### DATA FOR THIS TASK
────

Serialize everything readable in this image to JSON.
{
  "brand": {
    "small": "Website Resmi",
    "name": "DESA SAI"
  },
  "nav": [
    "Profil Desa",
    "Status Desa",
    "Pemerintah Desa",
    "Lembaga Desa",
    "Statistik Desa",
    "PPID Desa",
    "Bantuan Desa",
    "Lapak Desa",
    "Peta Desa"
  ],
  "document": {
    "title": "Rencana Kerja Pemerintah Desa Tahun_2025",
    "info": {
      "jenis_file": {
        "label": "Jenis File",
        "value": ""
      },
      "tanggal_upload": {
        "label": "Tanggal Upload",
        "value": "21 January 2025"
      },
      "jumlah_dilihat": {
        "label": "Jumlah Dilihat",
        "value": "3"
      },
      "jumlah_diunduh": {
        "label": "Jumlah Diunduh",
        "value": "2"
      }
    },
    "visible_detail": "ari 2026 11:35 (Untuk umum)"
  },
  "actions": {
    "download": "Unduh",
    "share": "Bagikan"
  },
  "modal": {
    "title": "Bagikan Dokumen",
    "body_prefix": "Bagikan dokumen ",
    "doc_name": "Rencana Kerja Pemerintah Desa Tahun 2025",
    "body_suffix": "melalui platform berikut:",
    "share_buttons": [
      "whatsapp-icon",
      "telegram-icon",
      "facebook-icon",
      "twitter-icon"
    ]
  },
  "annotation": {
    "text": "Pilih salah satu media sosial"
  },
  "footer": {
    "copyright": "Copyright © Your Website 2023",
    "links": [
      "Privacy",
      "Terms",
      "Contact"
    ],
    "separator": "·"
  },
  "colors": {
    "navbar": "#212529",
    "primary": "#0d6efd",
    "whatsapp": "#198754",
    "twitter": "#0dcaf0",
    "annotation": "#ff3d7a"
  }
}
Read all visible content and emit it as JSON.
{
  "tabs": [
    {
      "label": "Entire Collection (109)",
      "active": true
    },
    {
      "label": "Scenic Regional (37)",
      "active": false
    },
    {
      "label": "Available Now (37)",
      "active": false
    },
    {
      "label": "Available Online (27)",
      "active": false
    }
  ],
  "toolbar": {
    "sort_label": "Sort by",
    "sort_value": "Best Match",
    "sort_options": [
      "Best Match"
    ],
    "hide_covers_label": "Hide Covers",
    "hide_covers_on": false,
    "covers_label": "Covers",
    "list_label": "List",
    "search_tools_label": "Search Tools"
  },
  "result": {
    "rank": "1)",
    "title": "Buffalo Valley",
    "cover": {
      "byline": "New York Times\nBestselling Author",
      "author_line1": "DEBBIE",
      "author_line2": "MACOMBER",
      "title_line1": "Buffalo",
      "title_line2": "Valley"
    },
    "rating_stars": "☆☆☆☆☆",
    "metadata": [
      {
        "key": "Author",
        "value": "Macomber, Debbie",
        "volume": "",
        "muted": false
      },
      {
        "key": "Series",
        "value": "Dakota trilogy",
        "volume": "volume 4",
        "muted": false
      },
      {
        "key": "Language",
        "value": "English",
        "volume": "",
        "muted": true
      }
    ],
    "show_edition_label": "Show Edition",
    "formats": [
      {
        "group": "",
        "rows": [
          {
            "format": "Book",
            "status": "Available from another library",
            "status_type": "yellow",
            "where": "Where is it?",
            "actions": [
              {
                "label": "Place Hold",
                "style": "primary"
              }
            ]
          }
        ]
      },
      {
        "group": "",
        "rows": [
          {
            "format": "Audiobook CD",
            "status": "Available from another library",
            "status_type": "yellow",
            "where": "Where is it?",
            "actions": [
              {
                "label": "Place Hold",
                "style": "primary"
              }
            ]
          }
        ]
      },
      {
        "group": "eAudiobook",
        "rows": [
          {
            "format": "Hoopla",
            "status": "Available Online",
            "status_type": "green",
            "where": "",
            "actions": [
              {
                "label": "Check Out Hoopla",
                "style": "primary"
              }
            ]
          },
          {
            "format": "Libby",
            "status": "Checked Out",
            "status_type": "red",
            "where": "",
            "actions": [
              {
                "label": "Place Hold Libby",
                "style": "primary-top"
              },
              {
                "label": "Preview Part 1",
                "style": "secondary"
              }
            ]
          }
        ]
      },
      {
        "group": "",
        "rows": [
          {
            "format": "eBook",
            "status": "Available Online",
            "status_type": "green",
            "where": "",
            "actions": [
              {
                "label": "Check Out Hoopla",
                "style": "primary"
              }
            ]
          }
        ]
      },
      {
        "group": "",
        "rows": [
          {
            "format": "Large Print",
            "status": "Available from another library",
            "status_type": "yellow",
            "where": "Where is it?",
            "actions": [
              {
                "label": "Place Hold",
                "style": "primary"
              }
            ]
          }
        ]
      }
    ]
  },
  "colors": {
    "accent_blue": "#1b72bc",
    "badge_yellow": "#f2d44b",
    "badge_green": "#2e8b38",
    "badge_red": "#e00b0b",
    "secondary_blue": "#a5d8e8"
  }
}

────

### INSTRUCTION
Type the material above out again, exactly.

### ANSWER FOR THE TASK
Serialize everything readable in this image to JSON.
{
  "brand": {
    "small": "Website Resmi",
    "name": "DESA SAI"
  },
  "nav": [
    "Profil Desa",
    "Status Desa",
    "Pemerintah Desa",
    "Lembaga Desa",
    "Statistik Desa",
    "PPID Desa",
    "Bantuan Desa",
    "Lapak Desa",
    "Peta Desa"
  ],
  "document": {
    "title": "Rencana Kerja Pemerintah Desa Tahun_2025",
    "info": {
      "jenis_file": {
        "label": "Jenis File",
        "value": ""
      },
      "tanggal_upload": {
        "label": "Tanggal Upload",
        "value": "21 January 2025"
      },
      "jumlah_dilihat": {
        "label": "Jumlah Dilihat",
        "value": "3"
      },
      "jumlah_diunduh": {
        "label": "Jumlah Diunduh",
        "value": "2"
      }
    },
    "visible_detail": "ari 2026 11:35 (Untuk umum)"
  },
  "actions": {
    "download": "Unduh",
    "share": "Bagikan"
  },
  "modal": {
    "title": "Bagikan Dokumen",
    "body_prefix": "Bagikan dokumen ",
    "doc_name": "Rencana Kerja Pemerintah Desa Tahun 2025",
    "body_suffix": "melalui platform berikut:",
    "share_buttons": [
      "whatsapp-icon",
      "telegram-icon",
      "facebook-icon",
      "twitter-icon"
    ]
  },
  "annotation": {
    "text": "Pilih salah satu media sosial"
  },
  "footer": {
    "copyright": "Copyright © Your Website 2023",
    "links": [
      "Privacy",
      "Terms",
      "Contact"
    ],
    "separator": "·"
  },
  "colors": {
    "navbar": "#212529",
    "primary": "#0d6efd",
    "whatsapp": "#198754",
    "twitter": "#0dcaf0",
    "annotation": "#ff3d7a"
  }
}
Read all visible content and emit it as JSON.
{
  "tabs": [
    {
      "label": "Entire Collection (109)",
      "active": true
    },
    {
      "label": "Scenic Regional (37)",
      "active": false
    },
    {
      "label": "Available Now (37)",
      "active": false
    },
    {
      "label": "Available Online (27)",
      "active": false
    }
  ],
  "toolbar": {
    "sort_label": "Sort by",
    "sort_value": "Best Match",
    "sort_options": [
      "Best Match"
    ],
    "hide_covers_label": "Hide Covers",
    "hide_covers_on": false,
    "covers_label": "Covers",
    "list_label": "List",
    "search_tools_label": "Search Tools"
  },
  "result": {
    "rank": "1)",
    "title": "Buffalo Valley",
    "cover": {
      "byline": "New York Times\nBestselling Author",
      "author_line1": "DEBBIE",
      "author_line2": "MACOMBER",
      "title_line1": "Buffalo",
      "title_line2": "Valley"
    },
    "rating_stars": "☆☆☆☆☆",
    "metadata": [
      {
        "key": "Author",
        "value": "Macomber, Debbie",
        "volume": "",
        "muted": false
      },
      {
        "key": "Series",
        "value": "Dakota trilogy",
        "volume": "volume 4",
        "muted": false
      },
      {
        "key": "Language",
        "value": "English",
        "volume": "",
        "muted": true
      }
    ],
    "show_edition_label": "Show Edition",
    "formats": [
      {
        "group": "",
        "rows": [
          {
            "format": "Book",
            "status": "Available from another library",
            "status_type": "yellow",
            "where": "Where is it?",
            "actions": [
              {
                "label": "Place Hold",
                "style": "primary"
              }
            ]
          }
        ]
      },
      {
        "group": "",
        "rows": [
          {
            "format": "Audiobook CD",
            "status": "Available from another library",
            "status_type": "yellow",
            "where": "Where is it?",
            "actions": [
              {
                "label": "Place Hold",
                "style": "primary"
              }
            ]
          }
        ]
      },
      {
        "group": "eAudiobook",
        "rows": [
          {
            "format": "Hoopla",
            "status": "Available Online",
            "status_type": "green",
            "where": "",
            "actions": [
              {
                "label": "Check Out Hoopla",
                "style": "primary"
              }
            ]
          },
          {
            "format": "Libby",
            "status": "Checked Out",
            "status_type": "red",
            "where": "",
            "actions": [
              {
                "label": "Place Hold Libby",
                "style": "primary-top"
              },
              {
                "label": "Preview Part 1",
                "style": "secondary"
              }
            ]
          }
        ]
      },
      {
        "group": "",
        "rows": [
          {
            "format": "eBook",
            "status": "Available Online",
            "status_type": "green",
            "where": "",
            "actions": [
              {
                "label": "Check Out Hoopla",
                "style": "primary"
              }
            ]
          }
        ]
      },
      {
        "group": "",
        "rows": [
          {
            "format": "Large Print",
            "status": "Available from another library",
            "status_type": "yellow",
            "where": "Where is it?",
            "actions": [
              {
                "label": "Place Hold",
                "style": "primary"
              }
            ]
          }
        ]
      }
    ]
  },
  "colors": {
    "accent_blue": "#1b72bc",
    "badge_yellow": "#f2d44b",
    "badge_green": "#2e8b38",
    "badge_red": "#e00b0b",
    "secondary_blue": "#a5d8e8"
  }
}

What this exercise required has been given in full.